§ EXERCISE: Retype the listing that follows, exactly as written.

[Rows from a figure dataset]

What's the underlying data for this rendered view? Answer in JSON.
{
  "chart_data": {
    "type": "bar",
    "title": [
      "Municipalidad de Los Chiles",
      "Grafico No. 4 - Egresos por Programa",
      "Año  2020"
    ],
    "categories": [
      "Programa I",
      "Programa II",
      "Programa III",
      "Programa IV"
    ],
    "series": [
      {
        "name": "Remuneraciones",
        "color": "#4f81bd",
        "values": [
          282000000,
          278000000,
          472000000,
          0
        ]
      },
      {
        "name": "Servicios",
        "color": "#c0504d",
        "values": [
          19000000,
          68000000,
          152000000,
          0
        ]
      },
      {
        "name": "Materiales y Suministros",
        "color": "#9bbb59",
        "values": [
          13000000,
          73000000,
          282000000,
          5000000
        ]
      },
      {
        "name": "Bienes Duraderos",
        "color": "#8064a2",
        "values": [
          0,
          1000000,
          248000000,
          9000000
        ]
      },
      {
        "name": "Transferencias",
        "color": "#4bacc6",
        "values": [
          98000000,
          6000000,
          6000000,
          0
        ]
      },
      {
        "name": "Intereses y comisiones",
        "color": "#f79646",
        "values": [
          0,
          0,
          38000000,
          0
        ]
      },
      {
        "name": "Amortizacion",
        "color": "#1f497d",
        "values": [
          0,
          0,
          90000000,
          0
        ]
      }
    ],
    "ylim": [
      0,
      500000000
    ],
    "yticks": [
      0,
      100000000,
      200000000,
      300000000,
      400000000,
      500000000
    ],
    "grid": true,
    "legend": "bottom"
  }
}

§ FULL ANSWER:
What's the underlying data for this rendered view? Answer in JSON.
{
  "chart_data": {
    "type": "bar",
    "title": [
      "Municipalidad de Los Chiles",
      "Grafico No. 4 - Egresos por Programa",
      "Año  2020"
    ],
    "categories": [
      "Programa I",
      "Programa II",
      "Programa III",
      "Programa IV"
    ],
    "series": [
      {
        "name": "Remuneraciones",
        "color": "#4f81bd",
        "values": [
          282000000,
          278000000,
          472000000,
          0
        ]
      },
      {
        "name": "Servicios",
        "color": "#c0504d",
        "values": [
          19000000,
          68000000,
          152000000,
          0
        ]
      },
      {
        "name": "Materiales y Suministros",
        "color": "#9bbb59",
        "values": [
          13000000,
          73000000,
          282000000,
          5000000
        ]
      },
      {
        "name": "Bienes Duraderos",
        "color": "#8064a2",
        "values": [
          0,
          1000000,
          248000000,
          9000000
        ]
      },
      {
        "name": "Transferencias",
        "color": "#4bacc6",
        "values": [
          98000000,
          6000000,
          6000000,
          0
        ]
      },
      {
        "name": "Intereses y comisiones",
        "color": "#f79646",
        "values": [
          0,
          0,
          38000000,
          0
        ]
      },
      {
        "name": "Amortizacion",
        "color": "#1f497d",
        "values": [
          0,
          0,
          90000000,
          0
        ]
      }
    ],
    "ylim": [
      0,
      500000000
    ],
    "yticks": [
      0,
      100000000,
      200000000,
      300000000,
      400000000,
      500000000
    ],
    "grid": true,
    "legend": "bottom"
  }
}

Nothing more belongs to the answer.